Aim
Check each line of the listing below for the string "若有其他答案", and copy the ones that have it.

## Begin Exercise materials

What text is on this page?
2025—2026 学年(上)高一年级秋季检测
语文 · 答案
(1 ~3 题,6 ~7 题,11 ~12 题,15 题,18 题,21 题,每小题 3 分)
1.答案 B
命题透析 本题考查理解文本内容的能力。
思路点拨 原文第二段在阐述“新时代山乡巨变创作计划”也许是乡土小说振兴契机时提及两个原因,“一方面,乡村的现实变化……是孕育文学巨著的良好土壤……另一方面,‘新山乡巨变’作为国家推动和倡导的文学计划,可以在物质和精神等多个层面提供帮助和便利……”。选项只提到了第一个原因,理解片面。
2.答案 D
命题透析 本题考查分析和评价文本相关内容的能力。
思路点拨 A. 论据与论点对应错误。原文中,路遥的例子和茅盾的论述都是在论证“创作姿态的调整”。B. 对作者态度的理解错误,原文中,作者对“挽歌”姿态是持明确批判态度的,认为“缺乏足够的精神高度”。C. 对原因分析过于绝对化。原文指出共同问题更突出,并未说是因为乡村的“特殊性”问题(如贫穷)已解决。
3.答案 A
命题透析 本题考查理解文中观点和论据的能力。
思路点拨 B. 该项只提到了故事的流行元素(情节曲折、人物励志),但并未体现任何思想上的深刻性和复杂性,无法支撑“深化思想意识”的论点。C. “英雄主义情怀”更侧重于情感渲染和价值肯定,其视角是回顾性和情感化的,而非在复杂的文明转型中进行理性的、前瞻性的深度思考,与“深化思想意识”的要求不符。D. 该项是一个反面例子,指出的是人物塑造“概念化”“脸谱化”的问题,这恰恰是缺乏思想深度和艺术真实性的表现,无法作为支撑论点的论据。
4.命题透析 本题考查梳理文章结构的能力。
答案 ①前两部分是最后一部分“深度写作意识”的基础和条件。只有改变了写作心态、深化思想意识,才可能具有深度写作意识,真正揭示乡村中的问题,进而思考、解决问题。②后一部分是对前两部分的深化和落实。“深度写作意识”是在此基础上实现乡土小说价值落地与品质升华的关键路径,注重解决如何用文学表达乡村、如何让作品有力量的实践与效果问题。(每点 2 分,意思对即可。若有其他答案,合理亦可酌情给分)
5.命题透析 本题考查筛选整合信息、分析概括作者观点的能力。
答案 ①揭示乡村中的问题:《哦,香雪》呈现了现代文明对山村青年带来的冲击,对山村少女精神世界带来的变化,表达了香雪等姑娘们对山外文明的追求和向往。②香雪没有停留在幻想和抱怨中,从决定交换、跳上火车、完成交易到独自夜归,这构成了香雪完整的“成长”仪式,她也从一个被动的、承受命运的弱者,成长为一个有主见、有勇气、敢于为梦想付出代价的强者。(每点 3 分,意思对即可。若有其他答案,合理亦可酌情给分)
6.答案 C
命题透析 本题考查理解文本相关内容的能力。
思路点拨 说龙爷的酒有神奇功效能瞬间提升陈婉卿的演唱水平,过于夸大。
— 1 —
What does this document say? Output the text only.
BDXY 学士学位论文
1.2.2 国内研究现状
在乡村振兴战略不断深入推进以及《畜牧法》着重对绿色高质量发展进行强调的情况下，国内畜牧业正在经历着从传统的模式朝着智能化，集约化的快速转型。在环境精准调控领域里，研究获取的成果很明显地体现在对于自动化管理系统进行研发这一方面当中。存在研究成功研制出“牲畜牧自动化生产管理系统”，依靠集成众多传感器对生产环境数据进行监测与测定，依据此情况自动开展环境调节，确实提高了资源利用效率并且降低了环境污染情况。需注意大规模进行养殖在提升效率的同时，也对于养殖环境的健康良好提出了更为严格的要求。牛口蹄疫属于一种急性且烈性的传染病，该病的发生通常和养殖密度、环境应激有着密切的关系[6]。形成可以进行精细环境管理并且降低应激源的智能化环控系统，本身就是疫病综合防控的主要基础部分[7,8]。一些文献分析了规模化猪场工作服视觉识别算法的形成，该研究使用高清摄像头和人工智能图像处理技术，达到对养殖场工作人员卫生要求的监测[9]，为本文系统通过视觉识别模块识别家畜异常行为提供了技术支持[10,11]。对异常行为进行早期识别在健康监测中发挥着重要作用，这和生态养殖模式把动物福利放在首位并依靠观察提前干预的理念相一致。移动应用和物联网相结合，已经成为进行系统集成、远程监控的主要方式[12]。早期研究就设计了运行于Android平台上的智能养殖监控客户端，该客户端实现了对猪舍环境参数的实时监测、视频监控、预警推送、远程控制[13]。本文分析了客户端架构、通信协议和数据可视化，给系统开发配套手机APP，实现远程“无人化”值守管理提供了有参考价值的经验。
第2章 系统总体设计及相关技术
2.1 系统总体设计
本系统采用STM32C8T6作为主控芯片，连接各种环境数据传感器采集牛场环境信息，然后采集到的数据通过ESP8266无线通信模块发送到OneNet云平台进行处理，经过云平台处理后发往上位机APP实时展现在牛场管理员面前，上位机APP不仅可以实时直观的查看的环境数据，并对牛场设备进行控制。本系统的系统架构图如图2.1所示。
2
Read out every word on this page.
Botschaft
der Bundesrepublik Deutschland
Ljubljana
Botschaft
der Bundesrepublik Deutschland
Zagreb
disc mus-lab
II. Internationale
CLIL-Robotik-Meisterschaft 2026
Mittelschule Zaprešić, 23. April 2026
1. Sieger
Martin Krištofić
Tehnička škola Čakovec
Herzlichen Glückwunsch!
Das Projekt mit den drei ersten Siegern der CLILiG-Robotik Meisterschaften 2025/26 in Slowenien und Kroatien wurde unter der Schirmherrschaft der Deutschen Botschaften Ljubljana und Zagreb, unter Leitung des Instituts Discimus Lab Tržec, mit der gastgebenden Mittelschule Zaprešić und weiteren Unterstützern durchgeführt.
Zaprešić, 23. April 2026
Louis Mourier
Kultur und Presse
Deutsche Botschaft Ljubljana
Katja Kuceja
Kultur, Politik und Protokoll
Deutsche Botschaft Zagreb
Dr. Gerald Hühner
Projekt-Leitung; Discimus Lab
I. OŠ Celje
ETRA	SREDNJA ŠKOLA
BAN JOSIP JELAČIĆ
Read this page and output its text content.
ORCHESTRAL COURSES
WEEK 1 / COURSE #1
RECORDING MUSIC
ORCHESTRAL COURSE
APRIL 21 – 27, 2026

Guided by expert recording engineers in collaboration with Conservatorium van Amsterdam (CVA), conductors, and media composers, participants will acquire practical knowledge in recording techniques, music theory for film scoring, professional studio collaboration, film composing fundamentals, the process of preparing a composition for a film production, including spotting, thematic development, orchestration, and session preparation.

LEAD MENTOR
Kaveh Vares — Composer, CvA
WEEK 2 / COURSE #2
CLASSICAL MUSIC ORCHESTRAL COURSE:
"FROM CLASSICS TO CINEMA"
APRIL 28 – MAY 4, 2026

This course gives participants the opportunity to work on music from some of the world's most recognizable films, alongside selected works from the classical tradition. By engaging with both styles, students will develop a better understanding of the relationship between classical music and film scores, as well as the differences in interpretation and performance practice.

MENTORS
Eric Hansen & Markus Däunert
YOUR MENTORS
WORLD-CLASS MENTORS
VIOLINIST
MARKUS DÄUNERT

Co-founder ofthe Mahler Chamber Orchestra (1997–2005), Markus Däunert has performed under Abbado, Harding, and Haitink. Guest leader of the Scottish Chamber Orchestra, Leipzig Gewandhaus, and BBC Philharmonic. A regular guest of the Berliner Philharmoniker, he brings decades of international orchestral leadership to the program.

## End Exercise materials

Final result
答案 ①前两部分是最后一部分“深度写作意识”的基础和条件。只有改变了写作心态、深化思想意识,才可能具有深度写作意识,真正揭示乡村中的问题,进而思考、解决问题。②后一部分是对前两部分的深化和落实。“深度写作意识”是在此基础上实现乡土小说价值落地与品质升华的关键路径,注重解决如何用文学表达乡村、如何让作品有力量的实践与效果问题。(每点 2 分,意思对即可。若有其他答案,合理亦可酌情给分)
答案 ①揭示乡村中的问题:《哦,香雪》呈现了现代文明对山村青年带来的冲击,对山村少女精神世界带来的变化,表达了香雪等姑娘们对山外文明的追求和向往。②香雪没有停留在幻想和抱怨中,从决定交换、跳上火车、完成交易到独自夜归,这构成了香雪完整的“成长”仪式,她也从一个被动的、承受命运的弱者,成长为一个有主见、有勇气、敢于为梦想付出代价的强者。(每点 3 分,意思对即可。若有其他答案,合理亦可酌情给分)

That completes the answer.